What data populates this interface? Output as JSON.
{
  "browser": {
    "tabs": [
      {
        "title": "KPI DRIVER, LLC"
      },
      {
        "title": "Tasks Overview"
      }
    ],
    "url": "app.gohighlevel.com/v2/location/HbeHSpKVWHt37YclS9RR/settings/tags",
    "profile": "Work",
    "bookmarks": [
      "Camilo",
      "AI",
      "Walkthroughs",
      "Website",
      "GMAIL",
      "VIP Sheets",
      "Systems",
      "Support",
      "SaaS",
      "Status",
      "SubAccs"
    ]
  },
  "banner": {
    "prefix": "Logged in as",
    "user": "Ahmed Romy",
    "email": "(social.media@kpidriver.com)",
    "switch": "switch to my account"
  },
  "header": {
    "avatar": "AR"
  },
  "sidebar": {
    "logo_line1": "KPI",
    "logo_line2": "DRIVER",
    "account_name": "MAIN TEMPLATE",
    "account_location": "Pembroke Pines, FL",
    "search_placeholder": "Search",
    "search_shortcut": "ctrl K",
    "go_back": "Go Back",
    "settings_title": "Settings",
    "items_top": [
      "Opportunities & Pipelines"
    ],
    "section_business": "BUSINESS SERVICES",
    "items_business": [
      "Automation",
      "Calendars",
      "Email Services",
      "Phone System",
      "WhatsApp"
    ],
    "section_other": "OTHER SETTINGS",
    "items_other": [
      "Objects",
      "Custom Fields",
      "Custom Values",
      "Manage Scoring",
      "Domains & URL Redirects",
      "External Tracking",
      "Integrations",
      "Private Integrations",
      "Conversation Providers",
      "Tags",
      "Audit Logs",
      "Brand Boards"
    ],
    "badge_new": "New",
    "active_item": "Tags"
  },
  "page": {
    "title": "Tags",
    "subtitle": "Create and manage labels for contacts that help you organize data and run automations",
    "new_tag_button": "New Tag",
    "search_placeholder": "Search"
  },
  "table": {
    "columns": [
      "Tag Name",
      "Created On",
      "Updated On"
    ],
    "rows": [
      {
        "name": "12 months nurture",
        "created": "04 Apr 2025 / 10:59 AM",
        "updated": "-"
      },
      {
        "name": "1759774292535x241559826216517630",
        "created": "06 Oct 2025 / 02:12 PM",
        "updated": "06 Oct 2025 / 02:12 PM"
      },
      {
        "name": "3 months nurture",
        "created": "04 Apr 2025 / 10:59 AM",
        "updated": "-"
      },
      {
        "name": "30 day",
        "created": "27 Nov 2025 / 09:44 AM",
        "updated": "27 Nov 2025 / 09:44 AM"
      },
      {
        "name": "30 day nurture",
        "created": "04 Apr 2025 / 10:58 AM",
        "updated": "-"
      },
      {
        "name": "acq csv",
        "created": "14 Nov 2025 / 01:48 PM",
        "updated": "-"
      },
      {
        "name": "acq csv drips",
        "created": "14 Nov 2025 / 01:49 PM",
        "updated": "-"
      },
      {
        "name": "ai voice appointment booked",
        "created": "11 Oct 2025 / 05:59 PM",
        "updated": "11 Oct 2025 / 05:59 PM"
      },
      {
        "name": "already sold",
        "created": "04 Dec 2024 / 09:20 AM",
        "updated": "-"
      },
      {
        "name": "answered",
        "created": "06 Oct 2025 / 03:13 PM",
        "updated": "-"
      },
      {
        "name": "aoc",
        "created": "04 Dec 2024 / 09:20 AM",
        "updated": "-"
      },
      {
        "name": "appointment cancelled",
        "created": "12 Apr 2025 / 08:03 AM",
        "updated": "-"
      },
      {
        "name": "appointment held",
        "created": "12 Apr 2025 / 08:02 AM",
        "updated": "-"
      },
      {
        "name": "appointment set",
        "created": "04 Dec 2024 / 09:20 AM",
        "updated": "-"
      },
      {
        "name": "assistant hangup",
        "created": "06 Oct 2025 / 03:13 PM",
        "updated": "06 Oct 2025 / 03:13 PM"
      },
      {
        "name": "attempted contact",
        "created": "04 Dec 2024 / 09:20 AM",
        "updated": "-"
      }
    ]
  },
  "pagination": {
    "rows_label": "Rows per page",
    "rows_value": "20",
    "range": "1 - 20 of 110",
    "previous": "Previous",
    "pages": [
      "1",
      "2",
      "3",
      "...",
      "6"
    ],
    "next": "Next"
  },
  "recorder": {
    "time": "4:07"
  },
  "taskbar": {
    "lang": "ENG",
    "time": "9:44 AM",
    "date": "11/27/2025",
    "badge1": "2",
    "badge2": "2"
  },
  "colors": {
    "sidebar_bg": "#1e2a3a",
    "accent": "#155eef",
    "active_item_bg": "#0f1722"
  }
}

------------------------------

[GOAL]
Would you give the material above again, complete and exact?

[EXERCISE OUTPUT]
What data populates this interface? Output as JSON.
{
  "browser": {
    "tabs": [
      {
        "title": "KPI DRIVER, LLC"
      },
      {
        "title": "Tasks Overview"
      }
    ],
    "url": "app.gohighlevel.com/v2/location/HbeHSpKVWHt37YclS9RR/settings/tags",
    "profile": "Work",
    "bookmarks": [
      "Camilo",
      "AI",
      "Walkthroughs",
      "Website",
      "GMAIL",
      "VIP Sheets",
      "Systems",
      "Support",
      "SaaS",
      "Status",
      "SubAccs"
    ]
  },
  "banner": {
    "prefix": "Logged in as",
    "user": "Ahmed Romy",
    "email": "(social.media@kpidriver.com)",
    "switch": "switch to my account"
  },
  "header": {
    "avatar": "AR"
  },
  "sidebar": {
    "logo_line1": "KPI",
    "logo_line2": "DRIVER",
    "account_name": "MAIN TEMPLATE",
    "account_location": "Pembroke Pines, FL",
    "search_placeholder": "Search",
    "search_shortcut": "ctrl K",
    "go_back": "Go Back",
    "settings_title": "Settings",
    "items_top": [
      "Opportunities & Pipelines"
    ],
    "section_business": "BUSINESS SERVICES",
    "items_business": [
      "Automation",
      "Calendars",
      "Email Services",
      "Phone System",
      "WhatsApp"
    ],
    "section_other": "OTHER SETTINGS",
    "items_other": [
      "Objects",
      "Custom Fields",
      "Custom Values",
      "Manage Scoring",
      "Domains & URL Redirects",
      "External Tracking",
      "Integrations",
      "Private Integrations",
      "Conversation Providers",
      "Tags",
      "Audit Logs",
      "Brand Boards"
    ],
    "badge_new": "New",
    "active_item": "Tags"
  },
  "page": {
    "title": "Tags",
    "subtitle": "Create and manage labels for contacts that help you organize data and run automations",
    "new_tag_button": "New Tag",
    "search_placeholder": "Search"
  },
  "table": {
    "columns": [
      "Tag Name",
      "Created On",
      "Updated On"
    ],
    "rows": [
      {
        "name": "12 months nurture",
        "created": "04 Apr 2025 / 10:59 AM",
        "updated": "-"
      },
      {
        "name": "1759774292535x241559826216517630",
        "created": "06 Oct 2025 / 02:12 PM",
        "updated": "06 Oct 2025 / 02:12 PM"
      },
      {
        "name": "3 months nurture",
        "created": "04 Apr 2025 / 10:59 AM",
        "updated": "-"
      },
      {
        "name": "30 day",
        "created": "27 Nov 2025 / 09:44 AM",
        "updated": "27 Nov 2025 / 09:44 AM"
      },
      {
        "name": "30 day nurture",
        "created": "04 Apr 2025 / 10:58 AM",
        "updated": "-"
      },
      {
        "name": "acq csv",
        "created": "14 Nov 2025 / 01:48 PM",
        "updated": "-"
      },
      {
        "name": "acq csv drips",
        "created": "14 Nov 2025 / 01:49 PM",
        "updated": "-"
      },
      {
        "name": "ai voice appointment booked",
        "created": "11 Oct 2025 / 05:59 PM",
        "updated": "11 Oct 2025 / 05:59 PM"
      },
      {
        "name": "already sold",
        "created": "04 Dec 2024 / 09:20 AM",
        "updated": "-"
      },
      {
        "name": "answered",
        "created": "06 Oct 2025 / 03:13 PM",
        "updated": "-"
      },
      {
        "name": "aoc",
        "created": "04 Dec 2024 / 09:20 AM",
        "updated": "-"
      },
      {
        "name": "appointment cancelled",
        "created": "12 Apr 2025 / 08:03 AM",
        "updated": "-"
      },
      {
        "name": "appointment held",
        "created": "12 Apr 2025 / 08:02 AM",
        "updated": "-"
      },
      {
        "name": "appointment set",
        "created": "04 Dec 2024 / 09:20 AM",
        "updated": "-"
      },
      {
        "name": "assistant hangup",
        "created": "06 Oct 2025 / 03:13 PM",
        "updated": "06 Oct 2025 / 03:13 PM"
      },
      {
        "name": "attempted contact",
        "created": "04 Dec 2024 / 09:20 AM",
        "updated": "-"
      }
    ]
  },
  "pagination": {
    "rows_label": "Rows per page",
    "rows_value": "20",
    "range": "1 - 20 of 110",
    "previous": "Previous",
    "pages": [
      "1",
      "2",
      "3",
      "...",
      "6"
    ],
    "next": "Next"
  },
  "recorder": {
    "time": "4:07"
  },
  "taskbar": {
    "lang": "ENG",
    "time": "9:44 AM",
    "date": "11/27/2025",
    "badge1": "2",
    "badge2": "2"
  },
  "colors": {
    "sidebar_bg": "#1e2a3a",
    "accent": "#155eef",
    "active_item_bg": "#0f1722"
  }
}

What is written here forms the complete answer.